* begin *

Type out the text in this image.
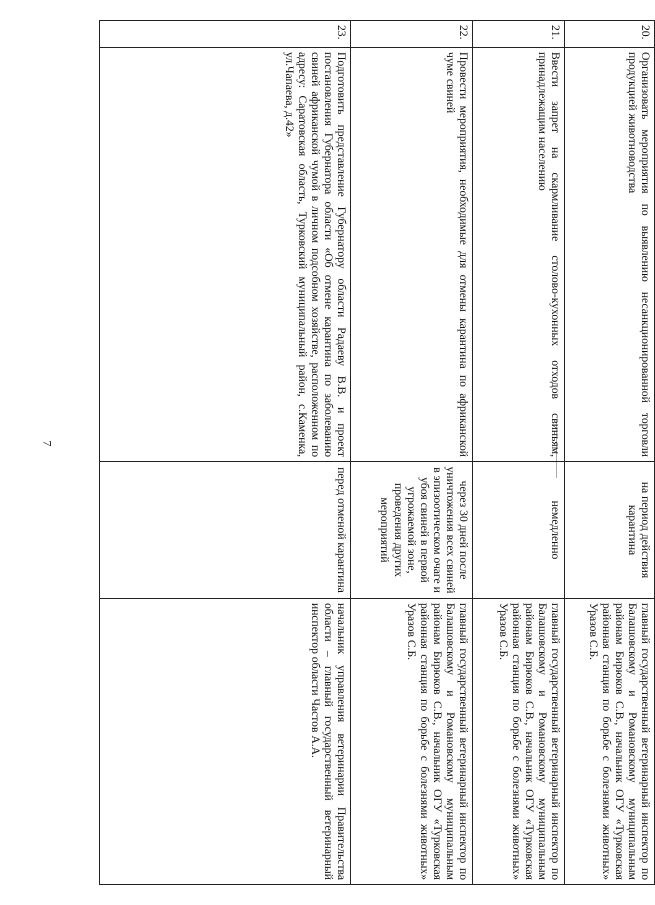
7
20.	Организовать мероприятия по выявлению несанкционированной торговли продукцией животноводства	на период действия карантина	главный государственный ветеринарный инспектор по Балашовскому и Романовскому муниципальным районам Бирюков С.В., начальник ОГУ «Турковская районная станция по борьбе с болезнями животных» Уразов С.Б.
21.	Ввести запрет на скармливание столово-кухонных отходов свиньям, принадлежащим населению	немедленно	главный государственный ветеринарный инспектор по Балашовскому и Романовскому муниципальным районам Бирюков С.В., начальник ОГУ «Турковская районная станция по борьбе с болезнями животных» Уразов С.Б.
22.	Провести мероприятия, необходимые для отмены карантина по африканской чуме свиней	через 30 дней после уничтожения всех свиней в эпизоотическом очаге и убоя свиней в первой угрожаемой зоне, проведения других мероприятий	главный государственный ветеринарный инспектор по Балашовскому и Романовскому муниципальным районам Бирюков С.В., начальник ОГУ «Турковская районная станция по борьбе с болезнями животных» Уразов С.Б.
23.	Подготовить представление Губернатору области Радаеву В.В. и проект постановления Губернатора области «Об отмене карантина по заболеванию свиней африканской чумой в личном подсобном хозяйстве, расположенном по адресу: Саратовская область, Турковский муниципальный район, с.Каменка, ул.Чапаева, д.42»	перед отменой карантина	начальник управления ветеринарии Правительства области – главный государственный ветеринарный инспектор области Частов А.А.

* end *

▶ EXERCISE DIRECTIONS: Repeat all of the records verbatim, leaving out the pictures.

▶ OUTPUT OF THE EXERCISE:
Type out the text in this image.
7
20.	Организовать мероприятия по выявлению несанкционированной торговли продукцией животноводства	на период действия карантина	главный государственный ветеринарный инспектор по Балашовскому и Романовскому муниципальным районам Бирюков С.В., начальник ОГУ «Турковская районная станция по борьбе с болезнями животных» Уразов С.Б.
21.	Ввести запрет на скармливание столово-кухонных отходов свиньям, принадлежащим населению	немедленно	главный государственный ветеринарный инспектор по Балашовскому и Романовскому муниципальным районам Бирюков С.В., начальник ОГУ «Турковская районная станция по борьбе с болезнями животных» Уразов С.Б.
22.	Провести мероприятия, необходимые для отмены карантина по африканской чуме свиней	через 30 дней после уничтожения всех свиней в эпизоотическом очаге и убоя свиней в первой угрожаемой зоне, проведения других мероприятий	главный государственный ветеринарный инспектор по Балашовскому и Романовскому муниципальным районам Бирюков С.В., начальник ОГУ «Турковская районная станция по борьбе с болезнями животных» Уразов С.Б.
23.	Подготовить представление Губернатору области Радаеву В.В. и проект постановления Губернатора области «Об отмене карантина по заболеванию свиней африканской чумой в личном подсобном хозяйстве, расположенном по адресу: Саратовская область, Турковский муниципальный район, с.Каменка, ул.Чапаева, д.42»	перед отменой карантина	начальник управления ветеринарии Правительства области – главный государственный ветеринарный инспектор области Частов А.А.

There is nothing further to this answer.